- _Data excerpts_:
-- start --

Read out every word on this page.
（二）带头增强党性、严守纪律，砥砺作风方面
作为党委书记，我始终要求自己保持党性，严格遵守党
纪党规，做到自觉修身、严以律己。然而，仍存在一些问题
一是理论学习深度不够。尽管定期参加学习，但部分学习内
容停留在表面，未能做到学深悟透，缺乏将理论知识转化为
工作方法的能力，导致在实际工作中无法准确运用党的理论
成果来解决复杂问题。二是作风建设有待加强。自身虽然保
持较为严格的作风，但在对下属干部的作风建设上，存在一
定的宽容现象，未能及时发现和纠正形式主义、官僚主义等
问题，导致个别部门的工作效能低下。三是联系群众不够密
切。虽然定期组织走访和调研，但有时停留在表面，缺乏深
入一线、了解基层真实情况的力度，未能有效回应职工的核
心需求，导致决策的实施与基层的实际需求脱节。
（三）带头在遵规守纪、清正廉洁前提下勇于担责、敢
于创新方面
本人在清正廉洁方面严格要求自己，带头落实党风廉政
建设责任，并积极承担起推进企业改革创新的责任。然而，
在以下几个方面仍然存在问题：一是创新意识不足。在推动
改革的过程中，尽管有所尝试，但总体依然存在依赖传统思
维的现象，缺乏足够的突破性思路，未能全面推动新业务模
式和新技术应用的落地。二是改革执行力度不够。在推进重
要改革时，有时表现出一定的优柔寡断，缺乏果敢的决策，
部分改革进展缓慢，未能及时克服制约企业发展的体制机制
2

-- end --

Above are the records; retype them all without a single difference.

Read out every word on this page.
（二）带头增强党性、严守纪律，砥砺作风方面
作为党委书记，我始终要求自己保持党性，严格遵守党
纪党规，做到自觉修身、严以律己。然而，仍存在一些问题
一是理论学习深度不够。尽管定期参加学习，但部分学习内
容停留在表面，未能做到学深悟透，缺乏将理论知识转化为
工作方法的能力，导致在实际工作中无法准确运用党的理论
成果来解决复杂问题。二是作风建设有待加强。自身虽然保
持较为严格的作风，但在对下属干部的作风建设上，存在一
定的宽容现象，未能及时发现和纠正形式主义、官僚主义等
问题，导致个别部门的工作效能低下。三是联系群众不够密
切。虽然定期组织走访和调研，但有时停留在表面，缺乏深
入一线、了解基层真实情况的力度，未能有效回应职工的核
心需求，导致决策的实施与基层的实际需求脱节。
（三）带头在遵规守纪、清正廉洁前提下勇于担责、敢
于创新方面
本人在清正廉洁方面严格要求自己，带头落实党风廉政
建设责任，并积极承担起推进企业改革创新的责任。然而，
在以下几个方面仍然存在问题：一是创新意识不足。在推动
改革的过程中，尽管有所尝试，但总体依然存在依赖传统思
维的现象，缺乏足够的突破性思路，未能全面推动新业务模
式和新技术应用的落地。二是改革执行力度不够。在推进重
要改革时，有时表现出一定的优柔寡断，缺乏果敢的决策，
部分改革进展缓慢，未能及时克服制约企业发展的体制机制
2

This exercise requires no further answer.